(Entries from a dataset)
________

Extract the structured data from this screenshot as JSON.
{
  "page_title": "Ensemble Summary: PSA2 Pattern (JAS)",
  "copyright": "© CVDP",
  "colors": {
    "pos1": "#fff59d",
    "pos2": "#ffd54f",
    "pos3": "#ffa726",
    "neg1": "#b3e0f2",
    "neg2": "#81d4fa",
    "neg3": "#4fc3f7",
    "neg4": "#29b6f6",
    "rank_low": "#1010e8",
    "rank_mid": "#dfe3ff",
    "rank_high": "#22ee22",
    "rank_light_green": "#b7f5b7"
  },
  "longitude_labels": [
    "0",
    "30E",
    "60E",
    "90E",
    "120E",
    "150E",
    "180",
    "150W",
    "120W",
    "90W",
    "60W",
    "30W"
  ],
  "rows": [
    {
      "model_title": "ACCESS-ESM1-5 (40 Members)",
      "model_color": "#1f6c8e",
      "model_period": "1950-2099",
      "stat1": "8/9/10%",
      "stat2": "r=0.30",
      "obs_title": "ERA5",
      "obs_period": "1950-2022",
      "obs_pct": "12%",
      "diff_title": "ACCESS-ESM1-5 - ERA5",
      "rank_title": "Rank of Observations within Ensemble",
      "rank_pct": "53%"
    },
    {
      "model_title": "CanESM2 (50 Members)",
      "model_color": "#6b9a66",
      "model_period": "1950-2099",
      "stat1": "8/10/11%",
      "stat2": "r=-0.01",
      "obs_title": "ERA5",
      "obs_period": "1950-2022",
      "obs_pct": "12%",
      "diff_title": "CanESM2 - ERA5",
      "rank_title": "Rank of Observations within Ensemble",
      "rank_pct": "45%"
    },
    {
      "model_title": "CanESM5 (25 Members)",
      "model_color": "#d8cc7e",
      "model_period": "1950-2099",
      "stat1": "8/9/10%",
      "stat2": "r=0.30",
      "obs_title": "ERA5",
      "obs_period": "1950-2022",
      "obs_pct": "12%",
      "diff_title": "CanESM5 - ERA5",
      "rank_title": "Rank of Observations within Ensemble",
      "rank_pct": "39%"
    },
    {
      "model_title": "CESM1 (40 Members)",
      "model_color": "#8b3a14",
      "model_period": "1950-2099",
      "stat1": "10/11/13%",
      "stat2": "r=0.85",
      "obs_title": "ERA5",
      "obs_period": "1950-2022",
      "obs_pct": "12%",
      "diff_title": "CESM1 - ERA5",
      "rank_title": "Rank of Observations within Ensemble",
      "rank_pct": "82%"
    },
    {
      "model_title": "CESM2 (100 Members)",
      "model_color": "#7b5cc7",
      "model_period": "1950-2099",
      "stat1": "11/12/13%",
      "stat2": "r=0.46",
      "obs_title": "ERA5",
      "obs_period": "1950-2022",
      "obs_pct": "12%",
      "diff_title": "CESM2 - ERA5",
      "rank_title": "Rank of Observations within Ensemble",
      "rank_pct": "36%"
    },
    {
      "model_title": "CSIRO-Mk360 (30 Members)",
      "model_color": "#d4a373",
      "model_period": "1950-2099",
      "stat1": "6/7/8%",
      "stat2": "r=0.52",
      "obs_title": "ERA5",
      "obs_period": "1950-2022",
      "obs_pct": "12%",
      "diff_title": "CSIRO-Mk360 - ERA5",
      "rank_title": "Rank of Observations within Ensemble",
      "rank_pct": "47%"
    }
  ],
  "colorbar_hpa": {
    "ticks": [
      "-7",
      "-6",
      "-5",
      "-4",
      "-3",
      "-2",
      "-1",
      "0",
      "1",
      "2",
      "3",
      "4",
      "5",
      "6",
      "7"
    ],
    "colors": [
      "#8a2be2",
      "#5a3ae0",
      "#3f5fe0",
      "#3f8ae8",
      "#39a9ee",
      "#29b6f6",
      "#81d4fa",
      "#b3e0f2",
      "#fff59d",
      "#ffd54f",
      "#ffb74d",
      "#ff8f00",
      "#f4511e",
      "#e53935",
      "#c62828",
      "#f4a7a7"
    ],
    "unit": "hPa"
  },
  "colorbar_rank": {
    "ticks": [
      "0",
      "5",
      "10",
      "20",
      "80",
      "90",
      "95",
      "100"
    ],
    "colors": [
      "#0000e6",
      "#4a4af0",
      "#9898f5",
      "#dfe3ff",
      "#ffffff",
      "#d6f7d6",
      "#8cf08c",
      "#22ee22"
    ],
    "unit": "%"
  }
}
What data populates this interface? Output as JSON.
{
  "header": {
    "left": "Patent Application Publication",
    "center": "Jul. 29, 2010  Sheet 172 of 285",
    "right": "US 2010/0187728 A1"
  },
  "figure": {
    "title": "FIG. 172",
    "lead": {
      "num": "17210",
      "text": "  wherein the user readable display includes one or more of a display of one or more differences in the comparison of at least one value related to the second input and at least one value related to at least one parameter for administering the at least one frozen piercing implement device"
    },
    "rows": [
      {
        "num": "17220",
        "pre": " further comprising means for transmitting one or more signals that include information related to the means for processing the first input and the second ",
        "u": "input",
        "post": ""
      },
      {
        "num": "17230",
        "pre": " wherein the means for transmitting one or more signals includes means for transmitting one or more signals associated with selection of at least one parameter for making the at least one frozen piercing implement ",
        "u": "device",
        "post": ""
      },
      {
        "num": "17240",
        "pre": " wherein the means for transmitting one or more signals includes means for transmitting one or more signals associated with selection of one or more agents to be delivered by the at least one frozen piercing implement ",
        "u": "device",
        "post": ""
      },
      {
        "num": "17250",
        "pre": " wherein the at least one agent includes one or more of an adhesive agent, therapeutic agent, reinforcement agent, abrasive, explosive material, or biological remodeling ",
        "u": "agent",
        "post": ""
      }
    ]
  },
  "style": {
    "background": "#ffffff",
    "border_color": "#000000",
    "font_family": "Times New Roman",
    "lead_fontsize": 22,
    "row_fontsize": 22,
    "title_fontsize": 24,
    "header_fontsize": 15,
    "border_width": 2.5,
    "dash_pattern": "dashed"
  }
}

________

* Directions
Restate each entry exactly, skipping none.

* In response
Extract the structured data from this screenshot as JSON.
{
  "page_title": "Ensemble Summary: PSA2 Pattern (JAS)",
  "copyright": "© CVDP",
  "colors": {
    "pos1": "#fff59d",
    "pos2": "#ffd54f",
    "pos3": "#ffa726",
    "neg1": "#b3e0f2",
    "neg2": "#81d4fa",
    "neg3": "#4fc3f7",
    "neg4": "#29b6f6",
    "rank_low": "#1010e8",
    "rank_mid": "#dfe3ff",
    "rank_high": "#22ee22",
    "rank_light_green": "#b7f5b7"
  },
  "longitude_labels": [
    "0",
    "30E",
    "60E",
    "90E",
    "120E",
    "150E",
    "180",
    "150W",
    "120W",
    "90W",
    "60W",
    "30W"
  ],
  "rows": [
    {
      "model_title": "ACCESS-ESM1-5 (40 Members)",
      "model_color": "#1f6c8e",
      "model_period": "1950-2099",
      "stat1": "8/9/10%",
      "stat2": "r=0.30",
      "obs_title": "ERA5",
      "obs_period": "1950-2022",
      "obs_pct": "12%",
      "diff_title": "ACCESS-ESM1-5 - ERA5",
      "rank_title": "Rank of Observations within Ensemble",
      "rank_pct": "53%"
    },
    {
      "model_title": "CanESM2 (50 Members)",
      "model_color": "#6b9a66",
      "model_period": "1950-2099",
      "stat1": "8/10/11%",
      "stat2": "r=-0.01",
      "obs_title": "ERA5",
      "obs_period": "1950-2022",
      "obs_pct": "12%",
      "diff_title": "CanESM2 - ERA5",
      "rank_title": "Rank of Observations within Ensemble",
      "rank_pct": "45%"
    },
    {
      "model_title": "CanESM5 (25 Members)",
      "model_color": "#d8cc7e",
      "model_period": "1950-2099",
      "stat1": "8/9/10%",
      "stat2": "r=0.30",
      "obs_title": "ERA5",
      "obs_period": "1950-2022",
      "obs_pct": "12%",
      "diff_title": "CanESM5 - ERA5",
      "rank_title": "Rank of Observations within Ensemble",
      "rank_pct": "39%"
    },
    {
      "model_title": "CESM1 (40 Members)",
      "model_color": "#8b3a14",
      "model_period": "1950-2099",
      "stat1": "10/11/13%",
      "stat2": "r=0.85",
      "obs_title": "ERA5",
      "obs_period": "1950-2022",
      "obs_pct": "12%",
      "diff_title": "CESM1 - ERA5",
      "rank_title": "Rank of Observations within Ensemble",
      "rank_pct": "82%"
    },
    {
      "model_title": "CESM2 (100 Members)",
      "model_color": "#7b5cc7",
      "model_period": "1950-2099",
      "stat1": "11/12/13%",
      "stat2": "r=0.46",
      "obs_title": "ERA5",
      "obs_period": "1950-2022",
      "obs_pct": "12%",
      "diff_title": "CESM2 - ERA5",
      "rank_title": "Rank of Observations within Ensemble",
      "rank_pct": "36%"
    },
    {
      "model_title": "CSIRO-Mk360 (30 Members)",
      "model_color": "#d4a373",
      "model_period": "1950-2099",
      "stat1": "6/7/8%",
      "stat2": "r=0.52",
      "obs_title": "ERA5",
      "obs_period": "1950-2022",
      "obs_pct": "12%",
      "diff_title": "CSIRO-Mk360 - ERA5",
      "rank_title": "Rank of Observations within Ensemble",
      "rank_pct": "47%"
    }
  ],
  "colorbar_hpa": {
    "ticks": [
      "-7",
      "-6",
      "-5",
      "-4",
      "-3",
      "-2",
      "-1",
      "0",
      "1",
      "2",
      "3",
      "4",
      "5",
      "6",
      "7"
    ],
    "colors": [
      "#8a2be2",
      "#5a3ae0",
      "#3f5fe0",
      "#3f8ae8",
      "#39a9ee",
      "#29b6f6",
      "#81d4fa",
      "#b3e0f2",
      "#fff59d",
      "#ffd54f",
      "#ffb74d",
      "#ff8f00",
      "#f4511e",
      "#e53935",
      "#c62828",
      "#f4a7a7"
    ],
    "unit": "hPa"
  },
  "colorbar_rank": {
    "ticks": [
      "0",
      "5",
      "10",
      "20",
      "80",
      "90",
      "95",
      "100"
    ],
    "colors": [
      "#0000e6",
      "#4a4af0",
      "#9898f5",
      "#dfe3ff",
      "#ffffff",
      "#d6f7d6",
      "#8cf08c",
      "#22ee22"
    ],
    "unit": "%"
  }
}
What data populates this interface? Output as JSON.
{
  "header": {
    "left": "Patent Application Publication",
    "center": "Jul. 29, 2010  Sheet 172 of 285",
    "right": "US 2010/0187728 A1"
  },
  "figure": {
    "title": "FIG. 172",
    "lead": {
      "num": "17210",
      "text": "  wherein the user readable display includes one or more of a display of one or more differences in the comparison of at least one value related to the second input and at least one value related to at least one parameter for administering the at least one frozen piercing implement device"
    },
    "rows": [
      {
        "num": "17220",
        "pre": " further comprising means for transmitting one or more signals that include information related to the means for processing the first input and the second ",
        "u": "input",
        "post": ""
      },
      {
        "num": "17230",
        "pre": " wherein the means for transmitting one or more signals includes means for transmitting one or more signals associated with selection of at least one parameter for making the at least one frozen piercing implement ",
        "u": "device",
        "post": ""
      },
      {
        "num": "17240",
        "pre": " wherein the means for transmitting one or more signals includes means for transmitting one or more signals associated with selection of one or more agents to be delivered by the at least one frozen piercing implement ",
        "u": "device",
        "post": ""
      },
      {
        "num": "17250",
        "pre": " wherein the at least one agent includes one or more of an adhesive agent, therapeutic agent, reinforcement agent, abrasive, explosive material, or biological remodeling ",
        "u": "agent",
        "post": ""
      }
    ]
  },
  "style": {
    "background": "#ffffff",
    "border_color": "#000000",
    "font_family": "Times New Roman",
    "lead_fontsize": 22,
    "row_fontsize": 22,
    "title_fontsize": 24,
    "header_fontsize": 15,
    "border_width": 2.5,
    "dash_pattern": "dashed"
  }
}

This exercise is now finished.